> [Written instruction]
Extract the text of every entry below exactly; leave images out.

[Raw records]
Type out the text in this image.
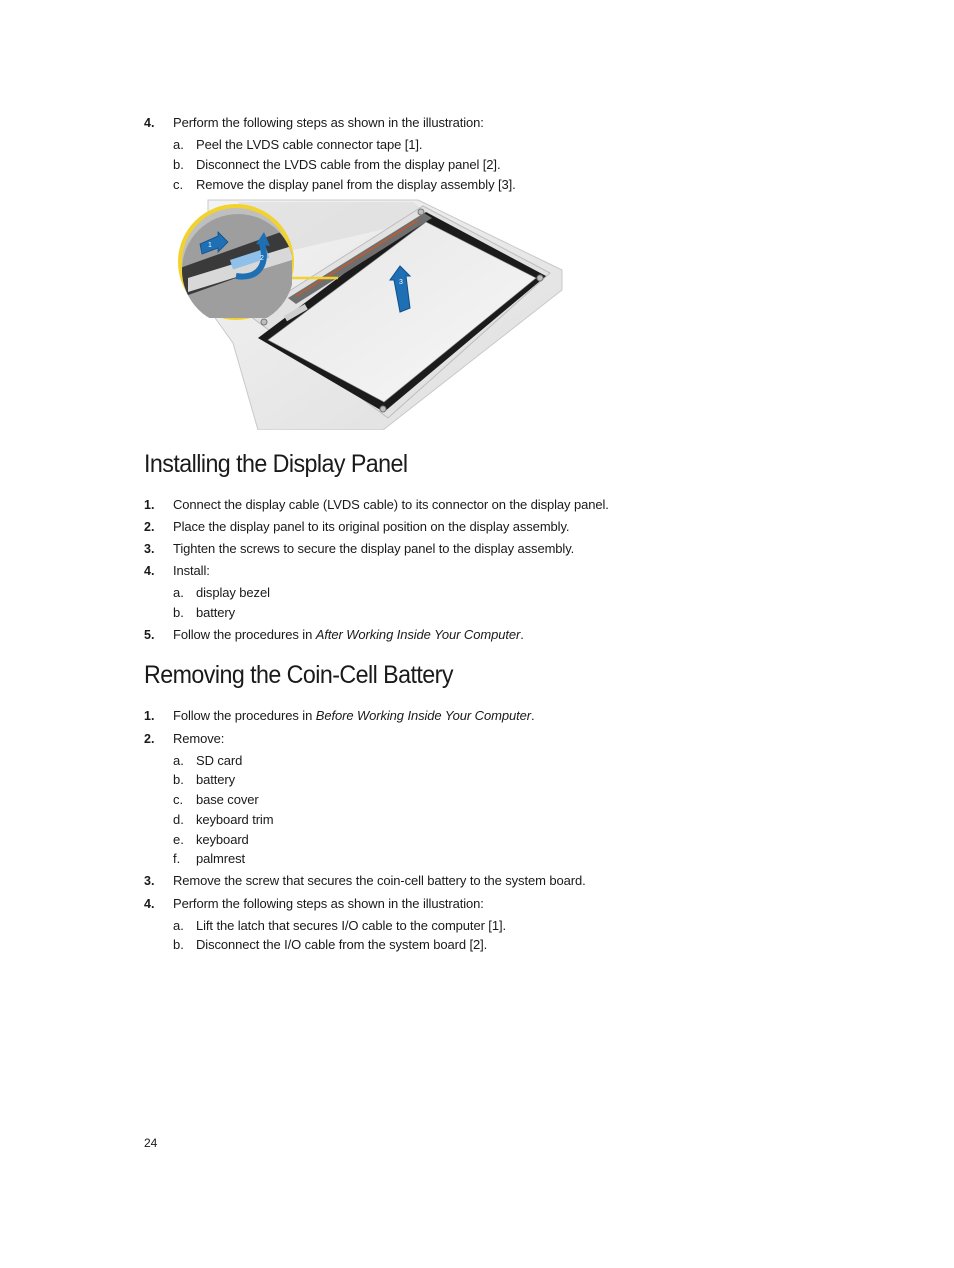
4. Perform the following steps as shown in the illustration:
a. Peel the LVDS cable connector tape [1].
b. Disconnect the LVDS cable from the display panel [2].
c. Remove the display panel from the display assembly [3].
3
1
2
Installing the Display Panel
1. Connect the display cable (LVDS cable) to its connector on the display panel.
2. Place the display panel to its original position on the display assembly.
3. Tighten the screws to secure the display panel to the display assembly.
4. Install:
a. display bezel
b. battery
5. Follow the procedures in After Working Inside Your Computer.
Removing the Coin-Cell Battery
1. Follow the procedures in Before Working Inside Your Computer.
2. Remove:
a. SD card
b. battery
c. base cover
d. keyboard trim
e. keyboard
f. palmrest
3. Remove the screw that secures the coin-cell battery to the system board.
4. Perform the following steps as shown in the illustration:
a. Lift the latch that secures I/O cable to the computer [1].
b. Disconnect the I/O cable from the system board [2].
24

> [Response to the task]
Type out the text in this image.
4. Perform the following steps as shown in the illustration:
a. Peel the LVDS cable connector tape [1].
b. Disconnect the LVDS cable from the display panel [2].
c. Remove the display panel from the display assembly [3].
3
1
2
Installing the Display Panel
1. Connect the display cable (LVDS cable) to its connector on the display panel.
2. Place the display panel to its original position on the display assembly.
3. Tighten the screws to secure the display panel to the display assembly.
4. Install:
a. display bezel
b. battery
5. Follow the procedures in After Working Inside Your Computer.
Removing the Coin-Cell Battery
1. Follow the procedures in Before Working Inside Your Computer.
2. Remove:
a. SD card
b. battery
c. base cover
d. keyboard trim
e. keyboard
f. palmrest
3. Remove the screw that secures the coin-cell battery to the system board.
4. Perform the following steps as shown in the illustration:
a. Lift the latch that secures I/O cable to the computer [1].
b. Disconnect the I/O cable from the system board [2].
24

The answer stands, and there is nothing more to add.